# Problem to solve
Print every entry word for word, but omit the pictures.

++++ Extracted records

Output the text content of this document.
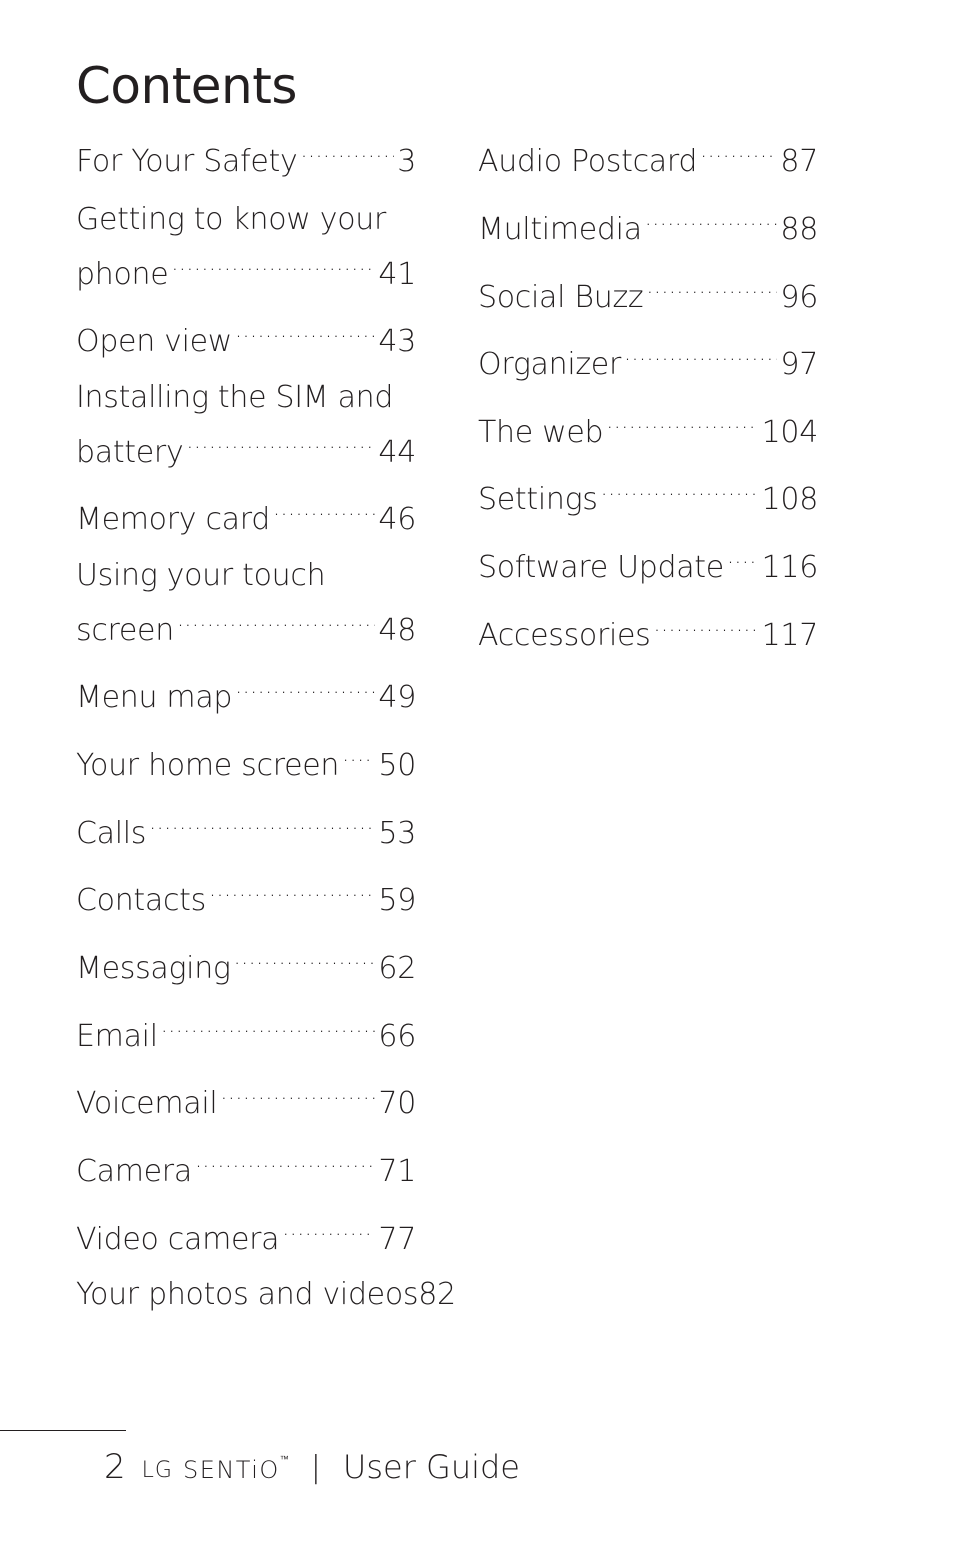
Contents
For Your Safety .....	3
Getting to know your
phone .....	41
Open view .....	43
Installing the SIM and
battery .....	44
Memory card .....	46
Using your touch
screen .....	48
Menu map .....	49
Your home screen ..... 50
Calls .....	53
Contacts .....	59
Messaging .....	62
Email .....	66
Voicemail .....	70
Camera .....	71
Video camera .....	77
Your photos and videos 82
Audio Postcard .....	87
Multimedia .....	88
Social Buzz .....	96
Organizer .....	97
The web .....	104
Settings .....	108
Software Update ..... 116
Accessories .....	117
2 LG SENTiO ™ | User Guide
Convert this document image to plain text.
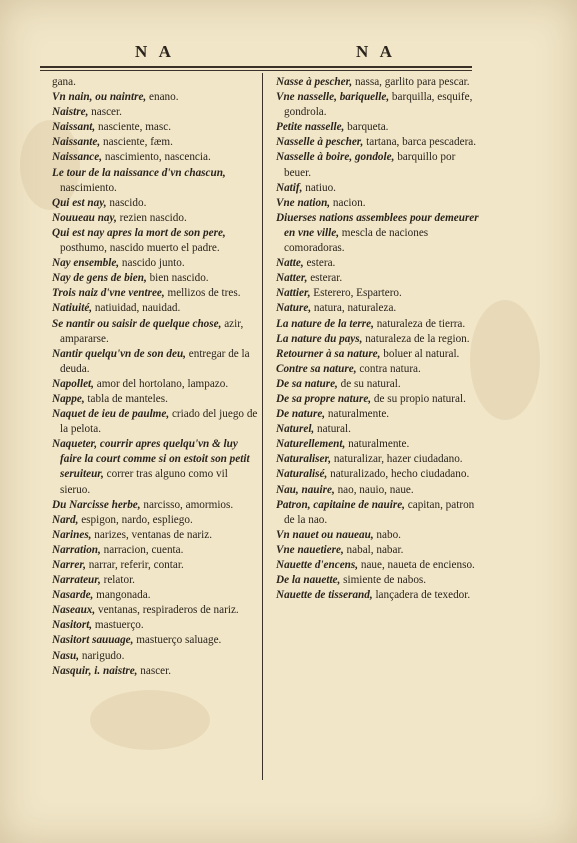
N A	N A

gana.

Vn nain, ou naintre, enano.

Naistre, nascer.

Naissant, nasciente, masc.

Naissante, nasciente, fæm.

Naissance, nascimiento, nascencia.

Le tour de la naissance d'vn chascun, nascimiento.

Qui est nay, nascido.

Nouueau nay, rezien nascido.

Qui est nay apres la mort de son pere, posthumo, nascido muerto el padre.

Nay ensemble, nascido junto.

Nay de gens de bien, bien nascido.

Trois naiz d'vne ventree, mellizos de tres.

Natiuité, natiuidad, nauidad.

Se nantir ou saisir de quelque chose, azir, ampararse.

Nantir quelqu'vn de son deu, entregar de la deuda.

Napollet, amor del hortolano, lampazo.

Nappe, tabla de manteles.

Naquet de ieu de paulme, criado del juego de la pelota.

Naqueter, courrir apres quelqu'vn & luy faire la court comme si on estoit son petit seruiteur, correr tras alguno como vil sieruo.

Du Narcisse herbe, narcisso, amormios.

Nard, espigon, nardo, espliego.

Narines, narizes, ventanas de nariz.

Narration, narracion, cuenta.

Narrer, narrar, referir, contar.

Narrateur, relator.

Nasarde, mangonada.

Naseaux, ventanas, respiraderos de nariz.

Nasitort, mastuerço.

Nasitort sauuage, mastuerço saluage.

Nasu, narigudo.

Nasquir, i. naistre, nascer.

Nasse à pescher, nassa, garlito para pescar.

Vne nasselle, bariquelle, barquilla, esquife, gondrola.

Petite nasselle, barqueta.

Nasselle à pescher, tartana, barca pescadera.

Nasselle à boire, gondole, barquillo por beuer.

Natif, natiuo.

Vne nation, nacion.

Diuerses nations assemblees pour demeurer en vne ville, mescla de naciones comoradoras.

Natte, estera.

Natter, esterar.

Nattier, Esterero, Espartero.

Nature, natura, naturaleza.

La nature de la terre, naturaleza de tierra.

La nature du pays, naturaleza de la region.

Retourner à sa nature, boluer al natural.

Contre sa nature, contra natura.

De sa nature, de su natural.

De sa propre nature, de su propio natural.

De nature, naturalmente.

Naturel, natural.

Naturellement, naturalmente.

Naturaliser, naturalizar, hazer ciudadano.

Naturalisé, naturalizado, hecho ciudadano.

Nau, nauire, nao, nauio, naue.

Patron, capitaine de nauire, capitan, patron de la nao.

Vn nauet ou naueau, nabo.

Vne nauetiere, nabal, nabar.

Nauette d'encens, naue, naueta de encienso.

De la nauette, simiente de nabos.

Nauette de tisserand, lançadera de texedor.
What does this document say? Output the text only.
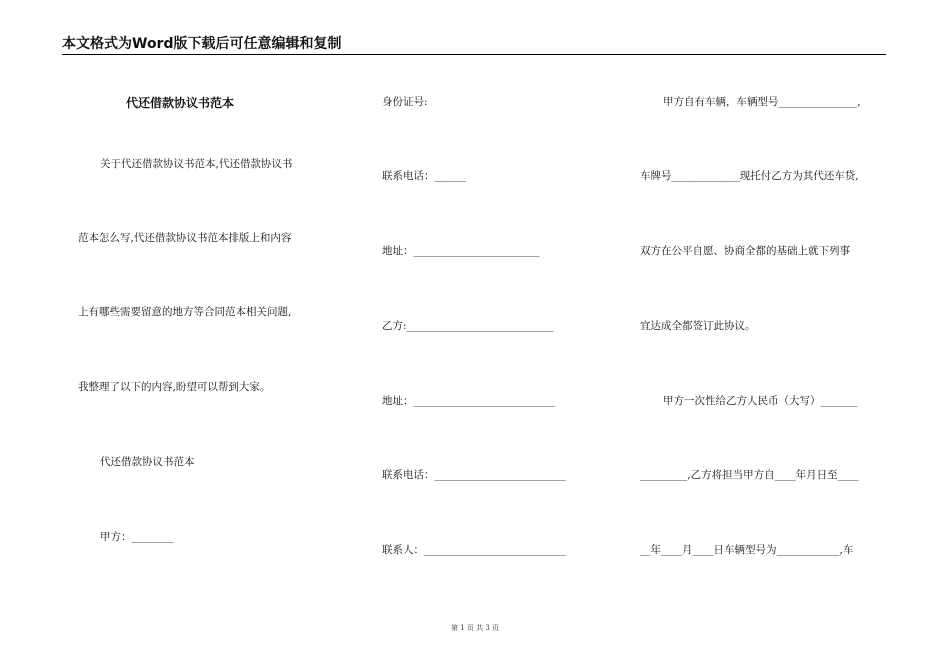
本文格式为Word版下载后可任意编辑和复制
代还借款协议书范本
关于代还借款协议书范本,代还借款协议书
范本怎么写,代还借款协议书范本排版上和内容
上有哪些需要留意的地方等合同范本相关问题,
我整理了以下的内容,盼望可以帮到大家。
代还借款协议书范本
甲方：________
身份证号:
联系电话：______
地址：________________________
乙方:____________________________
地址：___________________________
联系电话：_________________________
联系人：___________________________
甲方自有车辆，车辆型号_______________,
车牌号_____________现托付乙方为其代还车贷,
双方在公平自愿、协商全都的基础上就下列事
宜达成全都签订此协议。
甲方一次性给乙方人民币（大写）_______
_________,乙方将担当甲方自____年月日至____
__年____月____日车辆型号为____________,车
第 1 页 共 3 页
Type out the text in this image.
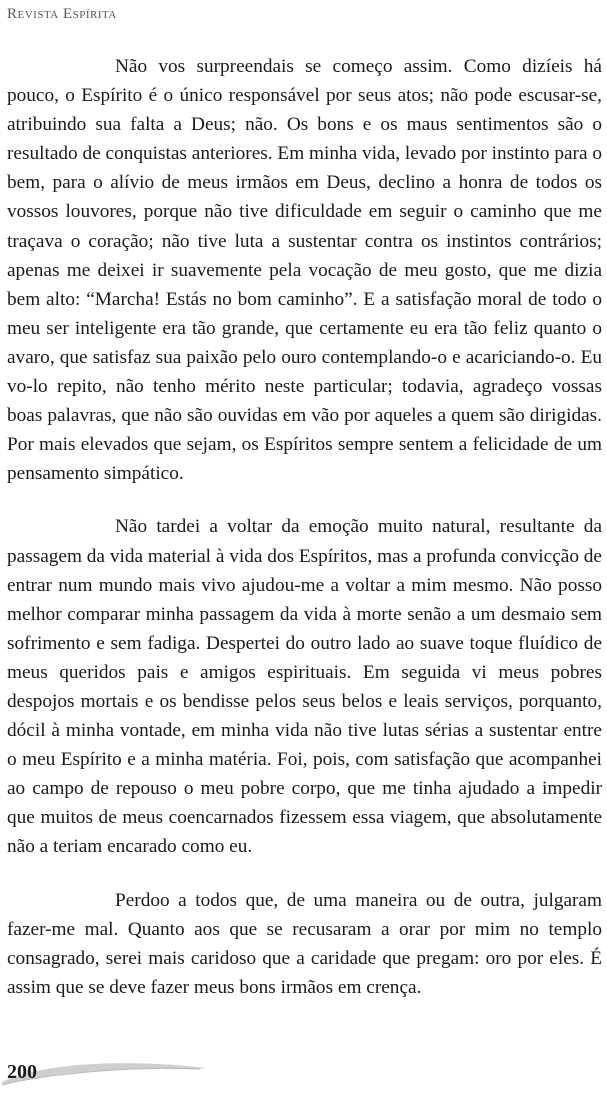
Revista Espírita

Não vos surpreendais se começo assim. Como dizíeis há pouco, o Espírito é o único responsável por seus atos; não pode escusar-se, atribuindo sua falta a Deus; não. Os bons e os maus sentimentos são o resultado de conquistas anteriores. Em minha vida, levado por instinto para o bem, para o alívio de meus irmãos em Deus, declino a honra de todos os vossos louvores, porque não tive dificuldade em seguir o caminho que me traçava o coração; não tive luta a sustentar contra os instintos contrários; apenas me deixei ir suavemente pela vocação de meu gosto, que me dizia bem alto: “Marcha! Estás no bom caminho”. E a satisfação moral de todo o meu ser inteligente era tão grande, que certamente eu era tão feliz quanto o avaro, que satisfaz sua paixão pelo ouro contemplando-o e acariciando-o. Eu vo-lo repito, não tenho mérito neste particular; todavia, agradeço vossas boas palavras, que não são ouvidas em vão por aqueles a quem são dirigidas. Por mais elevados que sejam, os Espíritos sempre sentem a felicidade de um pensamento simpático.

Não tardei a voltar da emoção muito natural, resultante da passagem da vida material à vida dos Espíritos, mas a profunda convicção de entrar num mundo mais vivo ajudou-me a voltar a mim mesmo. Não posso melhor comparar minha passagem da vida à morte senão a um desmaio sem sofrimento e sem fadiga. Despertei do outro lado ao suave toque fluídico de meus queridos pais e amigos espirituais. Em seguida vi meus pobres despojos mortais e os bendisse pelos seus belos e leais serviços, porquanto, dócil à minha vontade, em minha vida não tive lutas sérias a sustentar entre o meu Espírito e a minha matéria. Foi, pois, com satisfação que acompanhei ao campo de repouso o meu pobre corpo, que me tinha ajudado a impedir que muitos de meus coencarnados fizessem essa viagem, que absolutamente não a teriam encarado como eu.

Perdoo a todos que, de uma maneira ou de outra, julgaram fazer-me mal. Quanto aos que se recusaram a orar por mim no templo consagrado, serei mais caridoso que a caridade que pregam: oro por eles. É assim que se deve fazer meus bons irmãos em crença.

200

++++++++

# Exercise response
Output the text content of this document.
Contents
For Your Safety .....	3
Getting to know your
phone .....	41
Open view .....	43
Installing the SIM and
battery .....	44
Memory card .....	46
Using your touch
screen .....	48
Menu map .....	49
Your home screen ..... 50
Calls .....	53
Contacts .....	59
Messaging .....	62
Email .....	66
Voicemail .....	70
Camera .....	71
Video camera .....	77
Your photos and videos 82
Audio Postcard .....	87
Multimedia .....	88
Social Buzz .....	96
Organizer .....	97
The web .....	104
Settings .....	108
Software Update ..... 116
Accessories .....	117
2 LG SENTiO ™ | User Guide
Convert this document image to plain text.
N A	N A

gana.

Vn nain, ou naintre, enano.

Naistre, nascer.

Naissant, nasciente, masc.

Naissante, nasciente, fæm.

Naissance, nascimiento, nascencia.

Le tour de la naissance d'vn chascun, nascimiento.

Qui est nay, nascido.

Nouueau nay, rezien nascido.

Qui est nay apres la mort de son pere, posthumo, nascido muerto el padre.

Nay ensemble, nascido junto.

Nay de gens de bien, bien nascido.

Trois naiz d'vne ventree, mellizos de tres.

Natiuité, natiuidad, nauidad.

Se nantir ou saisir de quelque chose, azir, ampararse.

Nantir quelqu'vn de son deu, entregar de la deuda.

Napollet, amor del hortolano, lampazo.

Nappe, tabla de manteles.

Naquet de ieu de paulme, criado del juego de la pelota.

Naqueter, courrir apres quelqu'vn & luy faire la court comme si on estoit son petit seruiteur, correr tras alguno como vil sieruo.

Du Narcisse herbe, narcisso, amormios.

Nard, espigon, nardo, espliego.

Narines, narizes, ventanas de nariz.

Narration, narracion, cuenta.

Narrer, narrar, referir, contar.

Narrateur, relator.

Nasarde, mangonada.

Naseaux, ventanas, respiraderos de nariz.

Nasitort, mastuerço.

Nasitort sauuage, mastuerço saluage.

Nasu, narigudo.

Nasquir, i. naistre, nascer.

Nasse à pescher, nassa, garlito para pescar.

Vne nasselle, bariquelle, barquilla, esquife, gondrola.

Petite nasselle, barqueta.

Nasselle à pescher, tartana, barca pescadera.

Nasselle à boire, gondole, barquillo por beuer.

Natif, natiuo.

Vne nation, nacion.

Diuerses nations assemblees pour demeurer en vne ville, mescla de naciones comoradoras.

Natte, estera.

Natter, esterar.

Nattier, Esterero, Espartero.

Nature, natura, naturaleza.

La nature de la terre, naturaleza de tierra.

La nature du pays, naturaleza de la region.

Retourner à sa nature, boluer al natural.

Contre sa nature, contra natura.

De sa nature, de su natural.

De sa propre nature, de su propio natural.

De nature, naturalmente.

Naturel, natural.

Naturellement, naturalmente.

Naturaliser, naturalizar, hazer ciudadano.

Naturalisé, naturalizado, hecho ciudadano.

Nau, nauire, nao, nauio, naue.

Patron, capitaine de nauire, capitan, patron de la nao.

Vn nauet ou naueau, nabo.

Vne nauetiere, nabal, nabar.

Nauette d'encens, naue, naueta de encienso.

De la nauette, simiente de nabos.

Nauette de tisserand, lançadera de texedor.
What does this document say? Output the text only.
本文格式为Word版下载后可任意编辑和复制
代还借款协议书范本
关于代还借款协议书范本,代还借款协议书
范本怎么写,代还借款协议书范本排版上和内容
上有哪些需要留意的地方等合同范本相关问题,
我整理了以下的内容,盼望可以帮到大家。
代还借款协议书范本
甲方：________
身份证号:
联系电话：______
地址：________________________
乙方:____________________________
地址：___________________________
联系电话：_________________________
联系人：___________________________
甲方自有车辆，车辆型号_______________,
车牌号_____________现托付乙方为其代还车贷,
双方在公平自愿、协商全都的基础上就下列事
宜达成全都签订此协议。
甲方一次性给乙方人民币（大写）_______
_________,乙方将担当甲方自____年月日至____
__年____月____日车辆型号为____________,车
第 1 页 共 3 页
Type out the text in this image.
Revista Espírita

Não vos surpreendais se começo assim. Como dizíeis há pouco, o Espírito é o único responsável por seus atos; não pode escusar-se, atribuindo sua falta a Deus; não. Os bons e os maus sentimentos são o resultado de conquistas anteriores. Em minha vida, levado por instinto para o bem, para o alívio de meus irmãos em Deus, declino a honra de todos os vossos louvores, porque não tive dificuldade em seguir o caminho que me traçava o coração; não tive luta a sustentar contra os instintos contrários; apenas me deixei ir suavemente pela vocação de meu gosto, que me dizia bem alto: “Marcha! Estás no bom caminho”. E a satisfação moral de todo o meu ser inteligente era tão grande, que certamente eu era tão feliz quanto o avaro, que satisfaz sua paixão pelo ouro contemplando-o e acariciando-o. Eu vo-lo repito, não tenho mérito neste particular; todavia, agradeço vossas boas palavras, que não são ouvidas em vão por aqueles a quem são dirigidas. Por mais elevados que sejam, os Espíritos sempre sentem a felicidade de um pensamento simpático.

Não tardei a voltar da emoção muito natural, resultante da passagem da vida material à vida dos Espíritos, mas a profunda convicção de entrar num mundo mais vivo ajudou-me a voltar a mim mesmo. Não posso melhor comparar minha passagem da vida à morte senão a um desmaio sem sofrimento e sem fadiga. Despertei do outro lado ao suave toque fluídico de meus queridos pais e amigos espirituais. Em seguida vi meus pobres despojos mortais e os bendisse pelos seus belos e leais serviços, porquanto, dócil à minha vontade, em minha vida não tive lutas sérias a sustentar entre o meu Espírito e a minha matéria. Foi, pois, com satisfação que acompanhei ao campo de repouso o meu pobre corpo, que me tinha ajudado a impedir que muitos de meus coencarnados fizessem essa viagem, que absolutamente não a teriam encarado como eu.

Perdoo a todos que, de uma maneira ou de outra, julgaram fazer-me mal. Quanto aos que se recusaram a orar por mim no templo consagrado, serei mais caridoso que a caridade que pregam: oro por eles. É assim que se deve fazer meus bons irmãos em crença.

200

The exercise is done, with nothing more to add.